## Supplied entries

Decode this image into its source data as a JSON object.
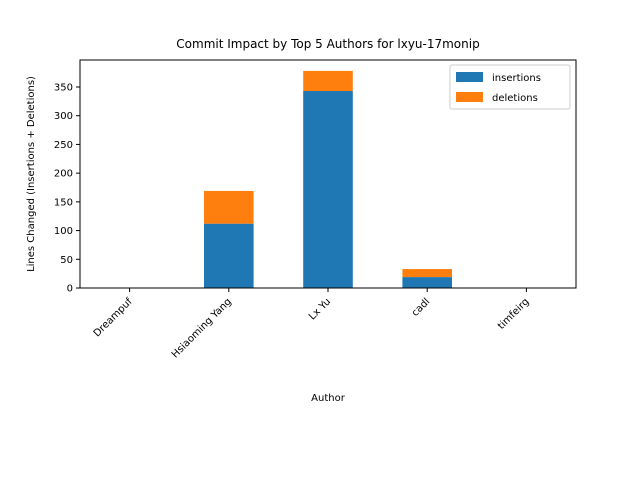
{
  "chart_data": {
    "type": "bar",
    "stacked": true,
    "title": "Commit Impact by Top 5 Authors for lxyu-17monip",
    "xlabel": "Author",
    "ylabel": "Lines Changed (Insertions + Deletions)",
    "categories": [
      "Dreampuf",
      "Hsiaoming Yang",
      "Lx Yu",
      "cadl",
      "timfeirg"
    ],
    "series": [
      {
        "name": "insertions",
        "color": "#1f77b4",
        "values": [
          0,
          112,
          343,
          19,
          0
        ]
      },
      {
        "name": "deletions",
        "color": "#ff7f0e",
        "values": [
          0,
          57,
          35,
          14,
          0
        ]
      }
    ],
    "ylim": [
      0,
      397
    ],
    "yticks": [
      0,
      50,
      100,
      150,
      200,
      250,
      300,
      350
    ],
    "legend": "top-right",
    "grid": false
  }
}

## What is being asked
Return the whole listing, word for word, and leave out every picture.

## Exercise response
Decode this image into its source data as a JSON object.
{
  "chart_data": {
    "type": "bar",
    "stacked": true,
    "title": "Commit Impact by Top 5 Authors for lxyu-17monip",
    "xlabel": "Author",
    "ylabel": "Lines Changed (Insertions + Deletions)",
    "categories": [
      "Dreampuf",
      "Hsiaoming Yang",
      "Lx Yu",
      "cadl",
      "timfeirg"
    ],
    "series": [
      {
        "name": "insertions",
        "color": "#1f77b4",
        "values": [
          0,
          112,
          343,
          19,
          0
        ]
      },
      {
        "name": "deletions",
        "color": "#ff7f0e",
        "values": [
          0,
          57,
          35,
          14,
          0
        ]
      }
    ],
    "ylim": [
      0,
      397
    ],
    "yticks": [
      0,
      50,
      100,
      150,
      200,
      250,
      300,
      350
    ],
    "legend": "top-right",
    "grid": false
  }
}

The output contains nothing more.